## DESCRIPTION OF THE TASK
Copy out every record below, word for word.
[START OF SOURCE MATERIAL]
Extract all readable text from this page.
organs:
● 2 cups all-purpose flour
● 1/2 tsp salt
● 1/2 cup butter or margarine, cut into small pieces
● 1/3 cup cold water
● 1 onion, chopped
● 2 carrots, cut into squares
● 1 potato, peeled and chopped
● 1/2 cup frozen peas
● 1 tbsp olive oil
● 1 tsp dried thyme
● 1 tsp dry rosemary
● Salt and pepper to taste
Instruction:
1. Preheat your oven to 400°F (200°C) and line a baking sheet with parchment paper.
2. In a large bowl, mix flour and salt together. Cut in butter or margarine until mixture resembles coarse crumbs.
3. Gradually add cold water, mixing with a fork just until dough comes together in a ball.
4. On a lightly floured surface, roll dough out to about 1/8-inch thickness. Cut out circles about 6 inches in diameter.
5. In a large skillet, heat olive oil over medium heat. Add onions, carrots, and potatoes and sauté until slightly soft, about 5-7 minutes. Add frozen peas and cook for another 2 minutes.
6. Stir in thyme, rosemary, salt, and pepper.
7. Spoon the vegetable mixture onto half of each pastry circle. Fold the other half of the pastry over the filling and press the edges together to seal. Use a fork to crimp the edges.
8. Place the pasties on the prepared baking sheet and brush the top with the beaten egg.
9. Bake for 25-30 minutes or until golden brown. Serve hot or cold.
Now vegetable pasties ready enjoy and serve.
[END OF SOURCE MATERIAL]
## THE ANSWER
Extract all readable text from this page.
organs:
● 2 cups all-purpose flour
● 1/2 tsp salt
● 1/2 cup butter or margarine, cut into small pieces
● 1/3 cup cold water
● 1 onion, chopped
● 2 carrots, cut into squares
● 1 potato, peeled and chopped
● 1/2 cup frozen peas
● 1 tbsp olive oil
● 1 tsp dried thyme
● 1 tsp dry rosemary
● Salt and pepper to taste
Instruction:
1. Preheat your oven to 400°F (200°C) and line a baking sheet with parchment paper.
2. In a large bowl, mix flour and salt together. Cut in butter or margarine until mixture resembles coarse crumbs.
3. Gradually add cold water, mixing with a fork just until dough comes together in a ball.
4. On a lightly floured surface, roll dough out to about 1/8-inch thickness. Cut out circles about 6 inches in diameter.
5. In a large skillet, heat olive oil over medium heat. Add onions, carrots, and potatoes and sauté until slightly soft, about 5-7 minutes. Add frozen peas and cook for another 2 minutes.
6. Stir in thyme, rosemary, salt, and pepper.
7. Spoon the vegetable mixture onto half of each pastry circle. Fold the other half of the pastry over the filling and press the edges together to seal. Use a fork to crimp the edges.
8. Place the pasties on the prepared baking sheet and brush the top with the beaten egg.
9. Bake for 25-30 minutes or until golden brown. Serve hot or cold.
Now vegetable pasties ready enjoy and serve.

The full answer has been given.